DATA LINES |

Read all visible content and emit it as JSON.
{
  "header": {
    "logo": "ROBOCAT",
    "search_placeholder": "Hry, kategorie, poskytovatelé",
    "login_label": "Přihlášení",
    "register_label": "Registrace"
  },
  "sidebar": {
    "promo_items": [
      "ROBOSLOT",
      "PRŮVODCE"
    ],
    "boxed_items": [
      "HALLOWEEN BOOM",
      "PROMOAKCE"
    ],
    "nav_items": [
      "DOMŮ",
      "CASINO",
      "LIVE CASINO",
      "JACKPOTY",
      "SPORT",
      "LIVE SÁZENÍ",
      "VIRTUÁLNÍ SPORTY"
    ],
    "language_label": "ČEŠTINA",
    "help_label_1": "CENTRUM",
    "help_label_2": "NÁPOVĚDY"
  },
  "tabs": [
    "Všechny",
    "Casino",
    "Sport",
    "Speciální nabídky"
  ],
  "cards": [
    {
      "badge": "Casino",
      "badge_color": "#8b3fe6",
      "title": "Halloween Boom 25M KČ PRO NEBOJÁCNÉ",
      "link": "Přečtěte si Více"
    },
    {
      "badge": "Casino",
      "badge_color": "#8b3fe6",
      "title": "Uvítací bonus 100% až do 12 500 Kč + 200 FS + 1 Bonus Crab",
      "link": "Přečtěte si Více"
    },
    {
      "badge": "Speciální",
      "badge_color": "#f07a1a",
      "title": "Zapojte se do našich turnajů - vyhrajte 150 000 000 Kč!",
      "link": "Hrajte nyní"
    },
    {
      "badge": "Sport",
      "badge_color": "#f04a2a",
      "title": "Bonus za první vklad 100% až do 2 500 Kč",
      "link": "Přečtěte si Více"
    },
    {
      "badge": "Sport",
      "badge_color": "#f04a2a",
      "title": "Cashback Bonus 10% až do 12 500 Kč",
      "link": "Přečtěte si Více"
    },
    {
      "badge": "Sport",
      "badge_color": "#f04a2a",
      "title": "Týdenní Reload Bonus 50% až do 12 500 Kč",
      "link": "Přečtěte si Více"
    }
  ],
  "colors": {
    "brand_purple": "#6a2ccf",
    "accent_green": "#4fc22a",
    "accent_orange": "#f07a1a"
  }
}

REQUEST | Write the data from above out again, exactly.

WRITTEN RESPONSE |
Read all visible content and emit it as JSON.
{
  "header": {
    "logo": "ROBOCAT",
    "search_placeholder": "Hry, kategorie, poskytovatelé",
    "login_label": "Přihlášení",
    "register_label": "Registrace"
  },
  "sidebar": {
    "promo_items": [
      "ROBOSLOT",
      "PRŮVODCE"
    ],
    "boxed_items": [
      "HALLOWEEN BOOM",
      "PROMOAKCE"
    ],
    "nav_items": [
      "DOMŮ",
      "CASINO",
      "LIVE CASINO",
      "JACKPOTY",
      "SPORT",
      "LIVE SÁZENÍ",
      "VIRTUÁLNÍ SPORTY"
    ],
    "language_label": "ČEŠTINA",
    "help_label_1": "CENTRUM",
    "help_label_2": "NÁPOVĚDY"
  },
  "tabs": [
    "Všechny",
    "Casino",
    "Sport",
    "Speciální nabídky"
  ],
  "cards": [
    {
      "badge": "Casino",
      "badge_color": "#8b3fe6",
      "title": "Halloween Boom 25M KČ PRO NEBOJÁCNÉ",
      "link": "Přečtěte si Více"
    },
    {
      "badge": "Casino",
      "badge_color": "#8b3fe6",
      "title": "Uvítací bonus 100% až do 12 500 Kč + 200 FS + 1 Bonus Crab",
      "link": "Přečtěte si Více"
    },
    {
      "badge": "Speciální",
      "badge_color": "#f07a1a",
      "title": "Zapojte se do našich turnajů - vyhrajte 150 000 000 Kč!",
      "link": "Hrajte nyní"
    },
    {
      "badge": "Sport",
      "badge_color": "#f04a2a",
      "title": "Bonus za první vklad 100% až do 2 500 Kč",
      "link": "Přečtěte si Více"
    },
    {
      "badge": "Sport",
      "badge_color": "#f04a2a",
      "title": "Cashback Bonus 10% až do 12 500 Kč",
      "link": "Přečtěte si Více"
    },
    {
      "badge": "Sport",
      "badge_color": "#f04a2a",
      "title": "Týdenní Reload Bonus 50% až do 12 500 Kč",
      "link": "Přečtěte si Více"
    }
  ],
  "colors": {
    "brand_purple": "#6a2ccf",
    "accent_green": "#4fc22a",
    "accent_orange": "#f07a1a"
  }
}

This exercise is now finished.